• [What is being asked]
Reproduce each record exactly.

• [The data]

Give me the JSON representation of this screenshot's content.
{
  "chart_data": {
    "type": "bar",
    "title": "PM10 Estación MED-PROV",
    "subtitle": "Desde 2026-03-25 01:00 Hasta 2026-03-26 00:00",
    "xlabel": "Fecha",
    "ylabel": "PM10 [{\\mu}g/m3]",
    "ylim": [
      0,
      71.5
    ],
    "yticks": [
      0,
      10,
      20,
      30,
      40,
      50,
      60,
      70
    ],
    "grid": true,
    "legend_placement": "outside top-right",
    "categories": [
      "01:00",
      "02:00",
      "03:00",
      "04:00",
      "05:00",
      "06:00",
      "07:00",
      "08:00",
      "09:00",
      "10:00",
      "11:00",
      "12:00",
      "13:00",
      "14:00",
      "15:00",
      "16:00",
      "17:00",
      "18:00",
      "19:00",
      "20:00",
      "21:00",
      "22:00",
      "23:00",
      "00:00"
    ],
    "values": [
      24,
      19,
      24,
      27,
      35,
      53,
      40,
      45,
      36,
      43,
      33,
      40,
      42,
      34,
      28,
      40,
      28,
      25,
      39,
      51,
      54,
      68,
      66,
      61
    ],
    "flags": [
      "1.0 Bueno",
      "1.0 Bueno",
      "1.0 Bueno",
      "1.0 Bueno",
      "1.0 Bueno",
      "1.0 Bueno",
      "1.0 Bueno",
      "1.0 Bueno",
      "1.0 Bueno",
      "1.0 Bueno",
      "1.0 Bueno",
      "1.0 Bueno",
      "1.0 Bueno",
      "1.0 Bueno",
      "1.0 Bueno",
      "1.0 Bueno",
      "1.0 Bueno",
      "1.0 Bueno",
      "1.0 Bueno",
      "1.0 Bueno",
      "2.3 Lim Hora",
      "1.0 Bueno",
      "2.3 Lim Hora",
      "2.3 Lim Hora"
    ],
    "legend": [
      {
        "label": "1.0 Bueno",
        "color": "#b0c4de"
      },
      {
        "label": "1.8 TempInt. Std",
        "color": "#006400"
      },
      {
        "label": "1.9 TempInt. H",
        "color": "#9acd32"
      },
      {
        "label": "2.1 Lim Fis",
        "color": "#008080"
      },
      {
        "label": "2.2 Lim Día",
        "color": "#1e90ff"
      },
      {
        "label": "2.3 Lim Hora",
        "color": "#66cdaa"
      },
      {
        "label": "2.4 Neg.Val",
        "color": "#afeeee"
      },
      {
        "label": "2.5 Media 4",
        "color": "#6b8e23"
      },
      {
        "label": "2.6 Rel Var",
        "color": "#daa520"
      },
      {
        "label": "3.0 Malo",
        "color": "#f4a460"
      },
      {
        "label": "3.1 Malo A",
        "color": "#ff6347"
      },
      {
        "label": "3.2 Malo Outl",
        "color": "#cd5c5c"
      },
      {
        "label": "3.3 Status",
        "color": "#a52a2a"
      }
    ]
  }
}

• [The result]
Give me the JSON representation of this screenshot's content.
{
  "chart_data": {
    "type": "bar",
    "title": "PM10 Estación MED-PROV",
    "subtitle": "Desde 2026-03-25 01:00 Hasta 2026-03-26 00:00",
    "xlabel": "Fecha",
    "ylabel": "PM10 [{\\mu}g/m3]",
    "ylim": [
      0,
      71.5
    ],
    "yticks": [
      0,
      10,
      20,
      30,
      40,
      50,
      60,
      70
    ],
    "grid": true,
    "legend_placement": "outside top-right",
    "categories": [
      "01:00",
      "02:00",
      "03:00",
      "04:00",
      "05:00",
      "06:00",
      "07:00",
      "08:00",
      "09:00",
      "10:00",
      "11:00",
      "12:00",
      "13:00",
      "14:00",
      "15:00",
      "16:00",
      "17:00",
      "18:00",
      "19:00",
      "20:00",
      "21:00",
      "22:00",
      "23:00",
      "00:00"
    ],
    "values": [
      24,
      19,
      24,
      27,
      35,
      53,
      40,
      45,
      36,
      43,
      33,
      40,
      42,
      34,
      28,
      40,
      28,
      25,
      39,
      51,
      54,
      68,
      66,
      61
    ],
    "flags": [
      "1.0 Bueno",
      "1.0 Bueno",
      "1.0 Bueno",
      "1.0 Bueno",
      "1.0 Bueno",
      "1.0 Bueno",
      "1.0 Bueno",
      "1.0 Bueno",
      "1.0 Bueno",
      "1.0 Bueno",
      "1.0 Bueno",
      "1.0 Bueno",
      "1.0 Bueno",
      "1.0 Bueno",
      "1.0 Bueno",
      "1.0 Bueno",
      "1.0 Bueno",
      "1.0 Bueno",
      "1.0 Bueno",
      "1.0 Bueno",
      "2.3 Lim Hora",
      "1.0 Bueno",
      "2.3 Lim Hora",
      "2.3 Lim Hora"
    ],
    "legend": [
      {
        "label": "1.0 Bueno",
        "color": "#b0c4de"
      },
      {
        "label": "1.8 TempInt. Std",
        "color": "#006400"
      },
      {
        "label": "1.9 TempInt. H",
        "color": "#9acd32"
      },
      {
        "label": "2.1 Lim Fis",
        "color": "#008080"
      },
      {
        "label": "2.2 Lim Día",
        "color": "#1e90ff"
      },
      {
        "label": "2.3 Lim Hora",
        "color": "#66cdaa"
      },
      {
        "label": "2.4 Neg.Val",
        "color": "#afeeee"
      },
      {
        "label": "2.5 Media 4",
        "color": "#6b8e23"
      },
      {
        "label": "2.6 Rel Var",
        "color": "#daa520"
      },
      {
        "label": "3.0 Malo",
        "color": "#f4a460"
      },
      {
        "label": "3.1 Malo A",
        "color": "#ff6347"
      },
      {
        "label": "3.2 Malo Outl",
        "color": "#cd5c5c"
      },
      {
        "label": "3.3 Status",
        "color": "#a52a2a"
      }
    ]
  }
}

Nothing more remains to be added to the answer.